Records excerpted from a collection:

- - - -

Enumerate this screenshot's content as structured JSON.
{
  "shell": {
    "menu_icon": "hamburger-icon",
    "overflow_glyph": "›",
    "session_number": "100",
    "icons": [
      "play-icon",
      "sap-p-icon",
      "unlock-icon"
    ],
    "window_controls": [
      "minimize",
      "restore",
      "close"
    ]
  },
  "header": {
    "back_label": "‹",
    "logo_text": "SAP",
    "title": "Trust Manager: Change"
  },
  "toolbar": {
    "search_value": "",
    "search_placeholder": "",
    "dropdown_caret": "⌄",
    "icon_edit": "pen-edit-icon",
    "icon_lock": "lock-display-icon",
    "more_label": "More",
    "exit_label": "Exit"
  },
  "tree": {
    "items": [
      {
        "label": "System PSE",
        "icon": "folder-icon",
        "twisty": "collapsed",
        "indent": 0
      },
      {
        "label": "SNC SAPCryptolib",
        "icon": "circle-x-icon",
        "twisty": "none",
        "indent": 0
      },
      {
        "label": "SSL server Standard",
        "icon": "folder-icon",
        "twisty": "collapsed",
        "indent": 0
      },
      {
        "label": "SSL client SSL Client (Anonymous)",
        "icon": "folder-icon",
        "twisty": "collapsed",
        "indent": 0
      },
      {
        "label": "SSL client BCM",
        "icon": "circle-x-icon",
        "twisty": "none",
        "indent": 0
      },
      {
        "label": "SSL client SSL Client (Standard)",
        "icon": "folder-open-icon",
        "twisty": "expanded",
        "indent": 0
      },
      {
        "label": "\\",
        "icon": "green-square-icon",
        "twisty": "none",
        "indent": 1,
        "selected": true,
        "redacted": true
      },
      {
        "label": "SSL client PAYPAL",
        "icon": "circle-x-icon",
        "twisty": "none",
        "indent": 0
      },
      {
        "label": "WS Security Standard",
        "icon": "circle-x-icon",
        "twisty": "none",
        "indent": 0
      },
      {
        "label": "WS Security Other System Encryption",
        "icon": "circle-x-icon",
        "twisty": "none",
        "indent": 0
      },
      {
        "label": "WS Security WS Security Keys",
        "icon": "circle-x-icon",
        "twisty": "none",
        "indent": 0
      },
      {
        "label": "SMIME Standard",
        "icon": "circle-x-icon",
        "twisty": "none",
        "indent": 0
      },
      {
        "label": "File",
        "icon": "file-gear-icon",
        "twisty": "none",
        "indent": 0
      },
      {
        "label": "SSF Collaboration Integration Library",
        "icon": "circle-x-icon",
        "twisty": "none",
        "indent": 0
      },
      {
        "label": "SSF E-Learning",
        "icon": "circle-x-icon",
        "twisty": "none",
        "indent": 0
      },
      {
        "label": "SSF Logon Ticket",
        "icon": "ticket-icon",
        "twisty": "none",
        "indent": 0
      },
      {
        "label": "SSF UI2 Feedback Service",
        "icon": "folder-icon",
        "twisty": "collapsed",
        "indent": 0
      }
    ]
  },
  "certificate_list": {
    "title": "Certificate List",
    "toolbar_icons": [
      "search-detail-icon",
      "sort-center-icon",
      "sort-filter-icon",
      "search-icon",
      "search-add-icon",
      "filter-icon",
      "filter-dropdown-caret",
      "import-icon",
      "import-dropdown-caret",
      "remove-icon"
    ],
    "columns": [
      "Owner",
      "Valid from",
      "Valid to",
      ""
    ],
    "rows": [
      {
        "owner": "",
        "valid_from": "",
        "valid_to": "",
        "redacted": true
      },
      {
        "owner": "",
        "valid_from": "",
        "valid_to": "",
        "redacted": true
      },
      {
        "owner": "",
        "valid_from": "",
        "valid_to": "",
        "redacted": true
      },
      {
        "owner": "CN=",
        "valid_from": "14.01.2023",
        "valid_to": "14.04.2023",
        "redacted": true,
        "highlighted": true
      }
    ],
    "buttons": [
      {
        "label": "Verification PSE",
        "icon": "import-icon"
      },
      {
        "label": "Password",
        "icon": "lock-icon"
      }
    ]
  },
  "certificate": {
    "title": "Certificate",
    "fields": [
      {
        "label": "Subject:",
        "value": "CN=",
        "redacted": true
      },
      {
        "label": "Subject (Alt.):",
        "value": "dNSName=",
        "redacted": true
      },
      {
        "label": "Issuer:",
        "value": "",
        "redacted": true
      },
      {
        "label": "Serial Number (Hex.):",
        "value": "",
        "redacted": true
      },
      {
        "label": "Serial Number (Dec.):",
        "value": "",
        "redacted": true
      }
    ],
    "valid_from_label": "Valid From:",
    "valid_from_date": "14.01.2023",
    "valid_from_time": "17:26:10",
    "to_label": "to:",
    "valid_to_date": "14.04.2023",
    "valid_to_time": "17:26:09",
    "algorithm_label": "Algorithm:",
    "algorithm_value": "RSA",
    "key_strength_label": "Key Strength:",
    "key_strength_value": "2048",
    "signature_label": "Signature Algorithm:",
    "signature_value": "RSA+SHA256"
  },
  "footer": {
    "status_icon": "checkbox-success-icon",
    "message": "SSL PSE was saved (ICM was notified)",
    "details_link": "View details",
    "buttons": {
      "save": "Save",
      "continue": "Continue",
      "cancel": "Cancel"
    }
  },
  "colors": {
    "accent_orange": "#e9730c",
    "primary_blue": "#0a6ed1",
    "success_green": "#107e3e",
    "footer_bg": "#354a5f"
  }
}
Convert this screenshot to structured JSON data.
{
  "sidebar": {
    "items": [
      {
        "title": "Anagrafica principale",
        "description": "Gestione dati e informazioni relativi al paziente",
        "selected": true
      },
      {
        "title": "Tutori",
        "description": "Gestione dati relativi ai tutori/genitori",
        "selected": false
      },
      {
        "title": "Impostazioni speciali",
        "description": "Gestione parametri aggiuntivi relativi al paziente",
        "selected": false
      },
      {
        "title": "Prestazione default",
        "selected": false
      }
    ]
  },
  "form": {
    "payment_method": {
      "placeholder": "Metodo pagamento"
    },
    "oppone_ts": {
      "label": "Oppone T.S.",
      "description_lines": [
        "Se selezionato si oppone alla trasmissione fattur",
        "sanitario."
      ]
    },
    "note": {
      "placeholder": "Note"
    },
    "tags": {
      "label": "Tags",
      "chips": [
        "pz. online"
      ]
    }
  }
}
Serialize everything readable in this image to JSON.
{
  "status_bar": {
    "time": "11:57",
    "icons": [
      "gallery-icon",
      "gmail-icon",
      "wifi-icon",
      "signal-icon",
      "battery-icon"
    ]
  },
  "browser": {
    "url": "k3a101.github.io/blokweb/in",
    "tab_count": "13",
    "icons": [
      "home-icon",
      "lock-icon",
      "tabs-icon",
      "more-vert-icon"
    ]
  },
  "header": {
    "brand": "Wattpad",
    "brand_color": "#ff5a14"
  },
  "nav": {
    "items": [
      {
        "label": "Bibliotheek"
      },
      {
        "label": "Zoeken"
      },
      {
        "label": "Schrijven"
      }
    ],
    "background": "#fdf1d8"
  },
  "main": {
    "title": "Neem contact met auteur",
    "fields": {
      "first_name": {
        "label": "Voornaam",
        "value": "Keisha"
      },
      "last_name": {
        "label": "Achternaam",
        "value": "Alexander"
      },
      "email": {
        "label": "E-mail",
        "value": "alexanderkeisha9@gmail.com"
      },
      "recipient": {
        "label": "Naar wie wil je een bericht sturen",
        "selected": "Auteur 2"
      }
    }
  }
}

- - - -

### Stated task:
Repeat the listing above without any change.

### Completed task:
Enumerate this screenshot's content as structured JSON.
{
  "shell": {
    "menu_icon": "hamburger-icon",
    "overflow_glyph": "›",
    "session_number": "100",
    "icons": [
      "play-icon",
      "sap-p-icon",
      "unlock-icon"
    ],
    "window_controls": [
      "minimize",
      "restore",
      "close"
    ]
  },
  "header": {
    "back_label": "‹",
    "logo_text": "SAP",
    "title": "Trust Manager: Change"
  },
  "toolbar": {
    "search_value": "",
    "search_placeholder": "",
    "dropdown_caret": "⌄",
    "icon_edit": "pen-edit-icon",
    "icon_lock": "lock-display-icon",
    "more_label": "More",
    "exit_label": "Exit"
  },
  "tree": {
    "items": [
      {
        "label": "System PSE",
        "icon": "folder-icon",
        "twisty": "collapsed",
        "indent": 0
      },
      {
        "label": "SNC SAPCryptolib",
        "icon": "circle-x-icon",
        "twisty": "none",
        "indent": 0
      },
      {
        "label": "SSL server Standard",
        "icon": "folder-icon",
        "twisty": "collapsed",
        "indent": 0
      },
      {
        "label": "SSL client SSL Client (Anonymous)",
        "icon": "folder-icon",
        "twisty": "collapsed",
        "indent": 0
      },
      {
        "label": "SSL client BCM",
        "icon": "circle-x-icon",
        "twisty": "none",
        "indent": 0
      },
      {
        "label": "SSL client SSL Client (Standard)",
        "icon": "folder-open-icon",
        "twisty": "expanded",
        "indent": 0
      },
      {
        "label": "\\",
        "icon": "green-square-icon",
        "twisty": "none",
        "indent": 1,
        "selected": true,
        "redacted": true
      },
      {
        "label": "SSL client PAYPAL",
        "icon": "circle-x-icon",
        "twisty": "none",
        "indent": 0
      },
      {
        "label": "WS Security Standard",
        "icon": "circle-x-icon",
        "twisty": "none",
        "indent": 0
      },
      {
        "label": "WS Security Other System Encryption",
        "icon": "circle-x-icon",
        "twisty": "none",
        "indent": 0
      },
      {
        "label": "WS Security WS Security Keys",
        "icon": "circle-x-icon",
        "twisty": "none",
        "indent": 0
      },
      {
        "label": "SMIME Standard",
        "icon": "circle-x-icon",
        "twisty": "none",
        "indent": 0
      },
      {
        "label": "File",
        "icon": "file-gear-icon",
        "twisty": "none",
        "indent": 0
      },
      {
        "label": "SSF Collaboration Integration Library",
        "icon": "circle-x-icon",
        "twisty": "none",
        "indent": 0
      },
      {
        "label": "SSF E-Learning",
        "icon": "circle-x-icon",
        "twisty": "none",
        "indent": 0
      },
      {
        "label": "SSF Logon Ticket",
        "icon": "ticket-icon",
        "twisty": "none",
        "indent": 0
      },
      {
        "label": "SSF UI2 Feedback Service",
        "icon": "folder-icon",
        "twisty": "collapsed",
        "indent": 0
      }
    ]
  },
  "certificate_list": {
    "title": "Certificate List",
    "toolbar_icons": [
      "search-detail-icon",
      "sort-center-icon",
      "sort-filter-icon",
      "search-icon",
      "search-add-icon",
      "filter-icon",
      "filter-dropdown-caret",
      "import-icon",
      "import-dropdown-caret",
      "remove-icon"
    ],
    "columns": [
      "Owner",
      "Valid from",
      "Valid to",
      ""
    ],
    "rows": [
      {
        "owner": "",
        "valid_from": "",
        "valid_to": "",
        "redacted": true
      },
      {
        "owner": "",
        "valid_from": "",
        "valid_to": "",
        "redacted": true
      },
      {
        "owner": "",
        "valid_from": "",
        "valid_to": "",
        "redacted": true
      },
      {
        "owner": "CN=",
        "valid_from": "14.01.2023",
        "valid_to": "14.04.2023",
        "redacted": true,
        "highlighted": true
      }
    ],
    "buttons": [
      {
        "label": "Verification PSE",
        "icon": "import-icon"
      },
      {
        "label": "Password",
        "icon": "lock-icon"
      }
    ]
  },
  "certificate": {
    "title": "Certificate",
    "fields": [
      {
        "label": "Subject:",
        "value": "CN=",
        "redacted": true
      },
      {
        "label": "Subject (Alt.):",
        "value": "dNSName=",
        "redacted": true
      },
      {
        "label": "Issuer:",
        "value": "",
        "redacted": true
      },
      {
        "label": "Serial Number (Hex.):",
        "value": "",
        "redacted": true
      },
      {
        "label": "Serial Number (Dec.):",
        "value": "",
        "redacted": true
      }
    ],
    "valid_from_label": "Valid From:",
    "valid_from_date": "14.01.2023",
    "valid_from_time": "17:26:10",
    "to_label": "to:",
    "valid_to_date": "14.04.2023",
    "valid_to_time": "17:26:09",
    "algorithm_label": "Algorithm:",
    "algorithm_value": "RSA",
    "key_strength_label": "Key Strength:",
    "key_strength_value": "2048",
    "signature_label": "Signature Algorithm:",
    "signature_value": "RSA+SHA256"
  },
  "footer": {
    "status_icon": "checkbox-success-icon",
    "message": "SSL PSE was saved (ICM was notified)",
    "details_link": "View details",
    "buttons": {
      "save": "Save",
      "continue": "Continue",
      "cancel": "Cancel"
    }
  },
  "colors": {
    "accent_orange": "#e9730c",
    "primary_blue": "#0a6ed1",
    "success_green": "#107e3e",
    "footer_bg": "#354a5f"
  }
}
Convert this screenshot to structured JSON data.
{
  "sidebar": {
    "items": [
      {
        "title": "Anagrafica principale",
        "description": "Gestione dati e informazioni relativi al paziente",
        "selected": true
      },
      {
        "title": "Tutori",
        "description": "Gestione dati relativi ai tutori/genitori",
        "selected": false
      },
      {
        "title": "Impostazioni speciali",
        "description": "Gestione parametri aggiuntivi relativi al paziente",
        "selected": false
      },
      {
        "title": "Prestazione default",
        "selected": false
      }
    ]
  },
  "form": {
    "payment_method": {
      "placeholder": "Metodo pagamento"
    },
    "oppone_ts": {
      "label": "Oppone T.S.",
      "description_lines": [
        "Se selezionato si oppone alla trasmissione fattur",
        "sanitario."
      ]
    },
    "note": {
      "placeholder": "Note"
    },
    "tags": {
      "label": "Tags",
      "chips": [
        "pz. online"
      ]
    }
  }
}
Serialize everything readable in this image to JSON.
{
  "status_bar": {
    "time": "11:57",
    "icons": [
      "gallery-icon",
      "gmail-icon",
      "wifi-icon",
      "signal-icon",
      "battery-icon"
    ]
  },
  "browser": {
    "url": "k3a101.github.io/blokweb/in",
    "tab_count": "13",
    "icons": [
      "home-icon",
      "lock-icon",
      "tabs-icon",
      "more-vert-icon"
    ]
  },
  "header": {
    "brand": "Wattpad",
    "brand_color": "#ff5a14"
  },
  "nav": {
    "items": [
      {
        "label": "Bibliotheek"
      },
      {
        "label": "Zoeken"
      },
      {
        "label": "Schrijven"
      }
    ],
    "background": "#fdf1d8"
  },
  "main": {
    "title": "Neem contact met auteur",
    "fields": {
      "first_name": {
        "label": "Voornaam",
        "value": "Keisha"
      },
      "last_name": {
        "label": "Achternaam",
        "value": "Alexander"
      },
      "email": {
        "label": "E-mail",
        "value": "alexanderkeisha9@gmail.com"
      },
      "recipient": {
        "label": "Naar wie wil je een bericht sturen",
        "selected": "Auteur 2"
      }
    }
  }
}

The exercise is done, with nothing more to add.